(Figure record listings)
-- Begin --

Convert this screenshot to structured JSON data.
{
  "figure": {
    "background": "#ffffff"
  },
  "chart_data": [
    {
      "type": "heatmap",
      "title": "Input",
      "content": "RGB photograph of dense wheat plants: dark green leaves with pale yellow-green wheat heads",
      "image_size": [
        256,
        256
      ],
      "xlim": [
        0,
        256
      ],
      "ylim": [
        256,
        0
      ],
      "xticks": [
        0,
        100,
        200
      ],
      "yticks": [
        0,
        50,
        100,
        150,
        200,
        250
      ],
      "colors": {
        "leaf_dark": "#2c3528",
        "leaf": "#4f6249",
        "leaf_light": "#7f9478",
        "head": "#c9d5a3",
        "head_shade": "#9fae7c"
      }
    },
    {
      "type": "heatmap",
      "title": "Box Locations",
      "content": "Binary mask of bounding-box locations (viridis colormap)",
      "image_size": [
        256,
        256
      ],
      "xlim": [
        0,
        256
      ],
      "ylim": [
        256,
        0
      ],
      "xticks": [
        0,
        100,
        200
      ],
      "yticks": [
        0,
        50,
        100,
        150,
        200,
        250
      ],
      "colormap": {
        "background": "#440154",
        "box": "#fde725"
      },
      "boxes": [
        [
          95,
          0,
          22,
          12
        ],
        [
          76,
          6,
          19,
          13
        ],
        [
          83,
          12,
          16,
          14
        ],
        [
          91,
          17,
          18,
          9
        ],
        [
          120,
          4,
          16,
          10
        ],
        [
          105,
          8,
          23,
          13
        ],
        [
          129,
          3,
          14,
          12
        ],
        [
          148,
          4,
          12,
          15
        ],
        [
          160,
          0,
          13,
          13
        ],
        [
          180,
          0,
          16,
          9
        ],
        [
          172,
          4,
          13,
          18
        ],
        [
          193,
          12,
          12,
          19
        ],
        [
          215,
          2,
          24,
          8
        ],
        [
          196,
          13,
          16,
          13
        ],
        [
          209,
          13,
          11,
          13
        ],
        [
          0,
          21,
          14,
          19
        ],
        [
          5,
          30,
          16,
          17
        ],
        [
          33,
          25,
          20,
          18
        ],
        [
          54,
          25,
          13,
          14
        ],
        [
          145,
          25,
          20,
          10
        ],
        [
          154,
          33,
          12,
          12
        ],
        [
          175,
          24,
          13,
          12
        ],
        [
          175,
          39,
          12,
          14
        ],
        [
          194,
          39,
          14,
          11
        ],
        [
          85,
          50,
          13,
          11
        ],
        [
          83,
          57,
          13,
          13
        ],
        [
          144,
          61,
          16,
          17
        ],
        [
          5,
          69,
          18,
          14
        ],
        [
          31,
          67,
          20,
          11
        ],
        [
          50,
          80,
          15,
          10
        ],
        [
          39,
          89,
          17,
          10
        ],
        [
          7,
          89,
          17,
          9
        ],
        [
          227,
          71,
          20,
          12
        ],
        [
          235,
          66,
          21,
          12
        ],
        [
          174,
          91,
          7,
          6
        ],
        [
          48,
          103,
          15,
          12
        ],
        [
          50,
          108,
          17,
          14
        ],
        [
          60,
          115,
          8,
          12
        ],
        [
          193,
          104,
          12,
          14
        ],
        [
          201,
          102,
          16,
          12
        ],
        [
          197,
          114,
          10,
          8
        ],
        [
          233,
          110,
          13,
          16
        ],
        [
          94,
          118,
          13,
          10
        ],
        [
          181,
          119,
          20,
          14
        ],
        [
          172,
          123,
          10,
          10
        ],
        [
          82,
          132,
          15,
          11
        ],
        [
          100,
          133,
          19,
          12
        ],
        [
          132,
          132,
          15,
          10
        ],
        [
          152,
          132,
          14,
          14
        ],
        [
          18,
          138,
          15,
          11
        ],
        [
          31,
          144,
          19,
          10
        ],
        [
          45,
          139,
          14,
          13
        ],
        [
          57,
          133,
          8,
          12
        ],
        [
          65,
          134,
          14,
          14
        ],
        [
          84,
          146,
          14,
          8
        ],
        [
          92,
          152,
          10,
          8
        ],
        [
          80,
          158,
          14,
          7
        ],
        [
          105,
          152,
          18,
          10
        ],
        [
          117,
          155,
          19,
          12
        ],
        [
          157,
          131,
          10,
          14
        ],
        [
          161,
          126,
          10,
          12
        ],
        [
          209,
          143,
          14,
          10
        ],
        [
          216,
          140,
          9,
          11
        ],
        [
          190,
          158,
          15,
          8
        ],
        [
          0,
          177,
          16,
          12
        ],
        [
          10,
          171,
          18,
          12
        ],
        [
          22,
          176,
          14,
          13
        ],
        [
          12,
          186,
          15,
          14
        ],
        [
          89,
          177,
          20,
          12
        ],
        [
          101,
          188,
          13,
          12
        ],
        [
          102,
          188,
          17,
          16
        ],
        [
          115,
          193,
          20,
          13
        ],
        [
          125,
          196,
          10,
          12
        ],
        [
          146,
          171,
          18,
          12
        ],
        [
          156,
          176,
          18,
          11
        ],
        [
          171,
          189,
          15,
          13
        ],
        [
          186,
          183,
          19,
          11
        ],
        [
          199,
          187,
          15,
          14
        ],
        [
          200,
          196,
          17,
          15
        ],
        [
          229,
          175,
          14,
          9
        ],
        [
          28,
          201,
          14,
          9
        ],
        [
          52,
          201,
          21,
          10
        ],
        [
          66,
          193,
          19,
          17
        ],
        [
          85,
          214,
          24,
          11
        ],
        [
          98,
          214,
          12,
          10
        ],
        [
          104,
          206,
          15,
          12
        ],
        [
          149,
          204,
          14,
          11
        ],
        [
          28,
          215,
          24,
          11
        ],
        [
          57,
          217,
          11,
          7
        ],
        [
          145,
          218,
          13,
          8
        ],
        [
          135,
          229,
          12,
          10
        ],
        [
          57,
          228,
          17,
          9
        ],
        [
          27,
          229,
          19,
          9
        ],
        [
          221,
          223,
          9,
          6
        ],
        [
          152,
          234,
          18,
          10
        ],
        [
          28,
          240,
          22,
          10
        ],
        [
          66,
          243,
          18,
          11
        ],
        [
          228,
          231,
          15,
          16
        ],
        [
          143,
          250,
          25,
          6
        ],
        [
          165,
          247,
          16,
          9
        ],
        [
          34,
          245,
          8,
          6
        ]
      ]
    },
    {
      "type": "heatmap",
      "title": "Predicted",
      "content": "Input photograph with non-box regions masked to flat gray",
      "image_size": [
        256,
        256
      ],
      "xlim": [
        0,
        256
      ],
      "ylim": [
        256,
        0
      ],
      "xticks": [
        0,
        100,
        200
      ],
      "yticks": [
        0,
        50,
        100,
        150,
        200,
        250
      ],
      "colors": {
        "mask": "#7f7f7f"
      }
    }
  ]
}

-- End --

Take every line above carrying "Input" and return it.

Complete output —
      "title": "Input",
      "content": "Input photograph with non-box regions masked to flat gray",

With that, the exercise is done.